GIVEN TASK: Your answer is a single number: the count of lines that contain the string "等效串联电阻".

PROVIDED DATA:
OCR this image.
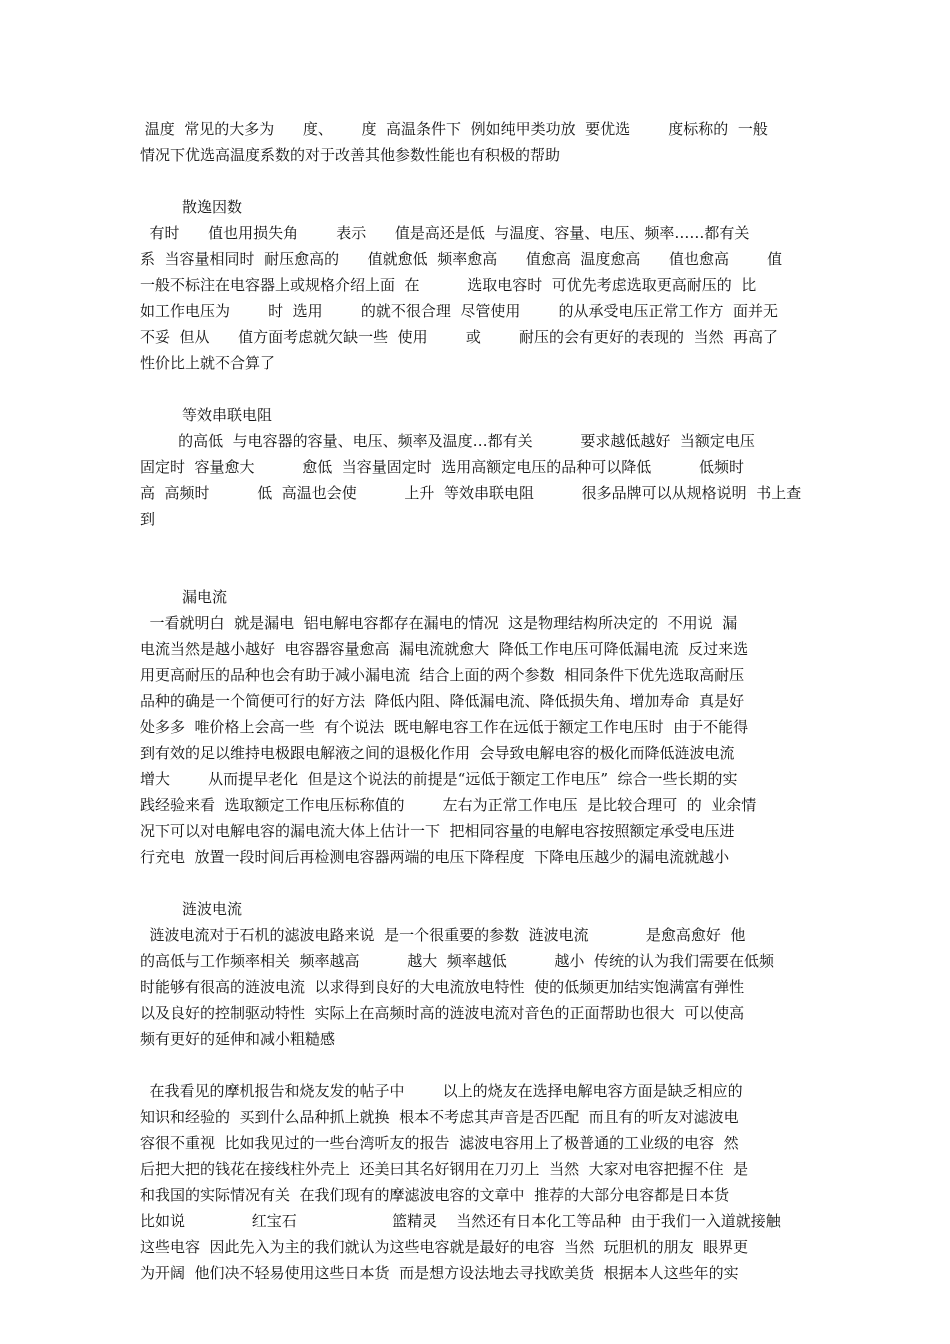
温度  常见的大多为      度、      度  高温条件下  例如纯甲类功放  要优选        度标称的  一般
情况下优选高温度系数的对于改善其他参数性能也有积极的帮助
散逸因数
有时      值也用损失角        表示      值是高还是低  与温度、容量、电压、频率……都有关
系  当容量相同时  耐压愈高的      值就愈低  频率愈高      值愈高  温度愈高      值也愈高        值
一般不标注在电容器上或规格介绍上面  在          选取电容时  可优先考虑选取更高耐压的  比
如工作电压为        时  选用        的就不很合理  尽管使用        的从承受电压正常工作方  面并无
不妥  但从      值方面考虑就欠缺一些  使用        或        耐压的会有更好的表现的  当然  再高了
性价比上就不合算了
等效串联电阻
的高低  与电容器的容量、电压、频率及温度…都有关          要求越低越好  当额定电压
固定时  容量愈大          愈低  当容量固定时  选用高额定电压的品种可以降低          低频时
高  高频时          低  高温也会使          上升  等效串联电阻          很多品牌可以从规格说明  书上查
到
漏电流
一看就明白  就是漏电  铝电解电容都存在漏电的情况  这是物理结构所决定的  不用说  漏
电流当然是越小越好  电容器容量愈高  漏电流就愈大  降低工作电压可降低漏电流  反过来选
用更高耐压的品种也会有助于减小漏电流  结合上面的两个参数  相同条件下优先选取高耐压
品种的确是一个简便可行的好方法  降低内阻、降低漏电流、降低损失角、增加寿命  真是好
处多多  唯价格上会高一些  有个说法  既电解电容工作在远低于额定工作电压时  由于不能得
到有效的足以维持电极跟电解液之间的退极化作用  会导致电解电容的极化而降低涟波电流
增大        从而提早老化  但是这个说法的前提是“远低于额定工作电压”  综合一些长期的实
践经验来看  选取额定工作电压标称值的        左右为正常工作电压  是比较合理可  的  业余情
况下可以对电解电容的漏电流大体上估计一下  把相同容量的电解电容按照额定承受电压进
行充电  放置一段时间后再检测电容器两端的电压下降程度  下降电压越少的漏电流就越小
涟波电流
涟波电流对于石机的滤波电路来说  是一个很重要的参数  涟波电流            是愈高愈好  他
的高低与工作频率相关  频率越高          越大  频率越低          越小  传统的认为我们需要在低频
时能够有很高的涟波电流  以求得到良好的大电流放电特性  使的低频更加结实饱满富有弹性
以及良好的控制驱动特性  实际上在高频时高的涟波电流对音色的正面帮助也很大  可以使高
频有更好的延伸和减小粗糙感
在我看见的摩机报告和烧友发的帖子中        以上的烧友在选择电解电容方面是缺乏相应的
知识和经验的  买到什么品种抓上就换  根本不考虑其声音是否匹配  而且有的听友对滤波电
容很不重视  比如我见过的一些台湾听友的报告  滤波电容用上了极普通的工业级的电容  然
后把大把的钱花在接线柱外壳上  还美曰其名好钢用在刀刃上  当然  大家对电容把握不住  是
和我国的实际情况有关  在我们现有的摩滤波电容的文章中  推荐的大部分电容都是日本货
比如说              红宝石                    篮精灵    当然还有日本化工等品种  由于我们一入道就接触
这些电容  因此先入为主的我们就认为这些电容就是最好的电容  当然  玩胆机的朋友  眼界更
为开阔  他们决不轻易使用这些日本货  而是想方设法地去寻找欧美货  根据本人这些年的实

TASK SOLUTION: 2